Text segment:
----------

- Abbreviation: TSP (Latvian) ПНС (Russian)
- Leader: Jānis Urbanovičs
- Founder: Jānis Jurkāns
- Founded: 4 March 1994
- Dissolved: 10 February 2010
- Split from: Popular Front of Latvia
- Preceded by: Harmony for Latvia — Revival of the National Economy
- Merged into: Social Democratic Party "Harmony"
- Headquarters: Riga
- Ideology: Social democracy Russian minority politics Russophilia
- Political position: Left-wing
- National affiliation: Harmony Centre (2005-2010)
- European Parliament group: Progressive Alliance of Socialists and Democrats (2009-2010)
- Colours: Maroon White
- Seats in the 9th Saeima: 11 / 100
- Seats in the 7th European Parliament: 1 / 8

Website
- tsp.lv

= National Harmony Party =

Former Latvian political party

The National Harmony Party (Latvian: Tautas Saskaņas partija, TSP. Партия народного согласия) was a political party in Latvia.

----------

Provided data:
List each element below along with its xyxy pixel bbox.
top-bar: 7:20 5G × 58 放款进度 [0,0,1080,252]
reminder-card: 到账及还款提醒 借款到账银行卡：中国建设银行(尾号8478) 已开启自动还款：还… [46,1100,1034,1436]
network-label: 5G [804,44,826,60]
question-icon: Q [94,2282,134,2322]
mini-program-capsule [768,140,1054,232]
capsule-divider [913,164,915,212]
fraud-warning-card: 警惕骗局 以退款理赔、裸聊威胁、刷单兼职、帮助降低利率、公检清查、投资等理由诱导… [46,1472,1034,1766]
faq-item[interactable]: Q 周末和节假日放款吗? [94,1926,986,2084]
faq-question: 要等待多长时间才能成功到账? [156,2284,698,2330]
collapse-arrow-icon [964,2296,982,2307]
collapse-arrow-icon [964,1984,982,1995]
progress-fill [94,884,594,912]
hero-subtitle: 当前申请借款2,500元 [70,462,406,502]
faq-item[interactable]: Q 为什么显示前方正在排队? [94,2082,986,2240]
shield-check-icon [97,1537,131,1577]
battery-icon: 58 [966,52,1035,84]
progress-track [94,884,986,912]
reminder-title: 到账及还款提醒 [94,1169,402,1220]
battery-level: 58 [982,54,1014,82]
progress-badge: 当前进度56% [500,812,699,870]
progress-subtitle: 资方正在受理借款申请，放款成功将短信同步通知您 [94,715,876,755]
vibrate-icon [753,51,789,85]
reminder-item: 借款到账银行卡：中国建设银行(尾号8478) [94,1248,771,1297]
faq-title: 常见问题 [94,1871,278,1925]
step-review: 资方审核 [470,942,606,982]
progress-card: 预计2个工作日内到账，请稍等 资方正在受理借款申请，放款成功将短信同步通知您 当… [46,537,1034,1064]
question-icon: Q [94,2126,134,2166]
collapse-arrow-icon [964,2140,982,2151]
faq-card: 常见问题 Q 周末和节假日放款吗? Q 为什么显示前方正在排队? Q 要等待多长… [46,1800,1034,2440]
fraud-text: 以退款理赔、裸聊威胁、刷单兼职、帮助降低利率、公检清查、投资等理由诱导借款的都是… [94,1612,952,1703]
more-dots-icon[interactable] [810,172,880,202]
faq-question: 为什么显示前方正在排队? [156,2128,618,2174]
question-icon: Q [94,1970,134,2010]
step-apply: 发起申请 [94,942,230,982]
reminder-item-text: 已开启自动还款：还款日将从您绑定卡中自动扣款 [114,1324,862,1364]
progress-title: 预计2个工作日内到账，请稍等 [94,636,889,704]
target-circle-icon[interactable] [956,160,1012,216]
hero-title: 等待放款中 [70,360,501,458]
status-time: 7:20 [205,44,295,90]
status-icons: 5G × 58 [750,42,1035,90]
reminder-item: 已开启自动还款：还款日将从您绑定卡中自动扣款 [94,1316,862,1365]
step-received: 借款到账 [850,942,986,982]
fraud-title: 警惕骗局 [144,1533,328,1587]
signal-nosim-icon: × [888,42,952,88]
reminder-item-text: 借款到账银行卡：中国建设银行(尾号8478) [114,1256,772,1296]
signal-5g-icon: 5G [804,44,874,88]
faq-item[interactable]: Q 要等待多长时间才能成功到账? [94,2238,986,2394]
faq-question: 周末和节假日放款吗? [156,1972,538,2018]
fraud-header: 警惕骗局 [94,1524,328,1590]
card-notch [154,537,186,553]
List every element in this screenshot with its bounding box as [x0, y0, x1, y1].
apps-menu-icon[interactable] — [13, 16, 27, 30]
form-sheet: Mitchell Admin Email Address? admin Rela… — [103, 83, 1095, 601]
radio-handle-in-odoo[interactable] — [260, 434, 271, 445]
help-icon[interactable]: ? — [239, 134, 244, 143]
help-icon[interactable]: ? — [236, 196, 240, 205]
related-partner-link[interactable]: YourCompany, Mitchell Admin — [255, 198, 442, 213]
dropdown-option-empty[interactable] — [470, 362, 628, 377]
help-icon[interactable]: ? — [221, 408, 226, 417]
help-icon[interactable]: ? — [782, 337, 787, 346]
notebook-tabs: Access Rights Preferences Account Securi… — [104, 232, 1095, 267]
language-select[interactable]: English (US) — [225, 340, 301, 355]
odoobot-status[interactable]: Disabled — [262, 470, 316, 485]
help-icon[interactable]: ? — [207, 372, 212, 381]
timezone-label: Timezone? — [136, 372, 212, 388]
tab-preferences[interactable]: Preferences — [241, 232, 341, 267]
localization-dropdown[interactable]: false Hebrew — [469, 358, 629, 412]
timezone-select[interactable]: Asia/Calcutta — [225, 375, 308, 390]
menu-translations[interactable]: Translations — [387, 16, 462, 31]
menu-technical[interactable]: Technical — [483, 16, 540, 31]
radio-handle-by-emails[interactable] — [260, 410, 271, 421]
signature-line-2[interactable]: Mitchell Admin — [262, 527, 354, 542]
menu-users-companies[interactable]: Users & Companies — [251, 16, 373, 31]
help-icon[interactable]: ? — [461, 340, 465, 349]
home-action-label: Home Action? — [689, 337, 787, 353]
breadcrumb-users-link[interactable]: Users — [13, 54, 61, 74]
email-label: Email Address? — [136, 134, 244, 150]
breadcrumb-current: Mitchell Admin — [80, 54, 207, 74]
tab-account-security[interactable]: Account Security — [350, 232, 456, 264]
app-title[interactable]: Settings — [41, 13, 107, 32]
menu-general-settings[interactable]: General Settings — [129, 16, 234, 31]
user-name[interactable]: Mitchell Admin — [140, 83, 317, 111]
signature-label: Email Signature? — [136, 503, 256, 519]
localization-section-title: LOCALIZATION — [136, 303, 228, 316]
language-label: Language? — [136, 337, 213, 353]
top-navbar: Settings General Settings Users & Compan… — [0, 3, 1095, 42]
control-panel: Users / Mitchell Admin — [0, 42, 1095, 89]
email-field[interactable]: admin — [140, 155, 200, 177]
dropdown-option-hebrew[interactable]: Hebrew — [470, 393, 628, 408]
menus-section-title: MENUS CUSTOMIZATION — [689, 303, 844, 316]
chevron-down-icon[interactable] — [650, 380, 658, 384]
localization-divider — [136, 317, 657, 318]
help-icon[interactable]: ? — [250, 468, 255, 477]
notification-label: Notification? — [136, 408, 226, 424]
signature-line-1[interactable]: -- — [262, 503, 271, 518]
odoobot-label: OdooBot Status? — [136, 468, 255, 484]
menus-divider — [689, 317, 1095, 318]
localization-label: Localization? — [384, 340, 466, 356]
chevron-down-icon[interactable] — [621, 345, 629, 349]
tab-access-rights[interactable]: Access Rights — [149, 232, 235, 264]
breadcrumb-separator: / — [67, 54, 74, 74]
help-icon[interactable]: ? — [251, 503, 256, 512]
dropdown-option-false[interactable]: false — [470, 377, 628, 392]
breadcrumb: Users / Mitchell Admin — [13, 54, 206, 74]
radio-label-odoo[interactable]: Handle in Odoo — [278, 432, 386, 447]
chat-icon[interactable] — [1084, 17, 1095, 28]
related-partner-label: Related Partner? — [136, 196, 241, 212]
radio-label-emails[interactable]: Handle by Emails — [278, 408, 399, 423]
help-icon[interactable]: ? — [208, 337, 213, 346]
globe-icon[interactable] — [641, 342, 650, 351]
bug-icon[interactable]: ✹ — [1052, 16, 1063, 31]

----------

Given request 1: Which ideologies does the National Harmony Party text list for the party? Name all of them.
Given request 2: Reproduce the National Harmony Party text from "Former Latvian political" to "party in Latvia.", word for word.

Correct output 1: Social democracy, Russian minority politics, Russophilia

Correct output 2:
Former Latvian political party

The National Harmony Party (Latvian: Tautas Saskaņas partija, TSP. Партия народного согласия) was a political party in Latvia.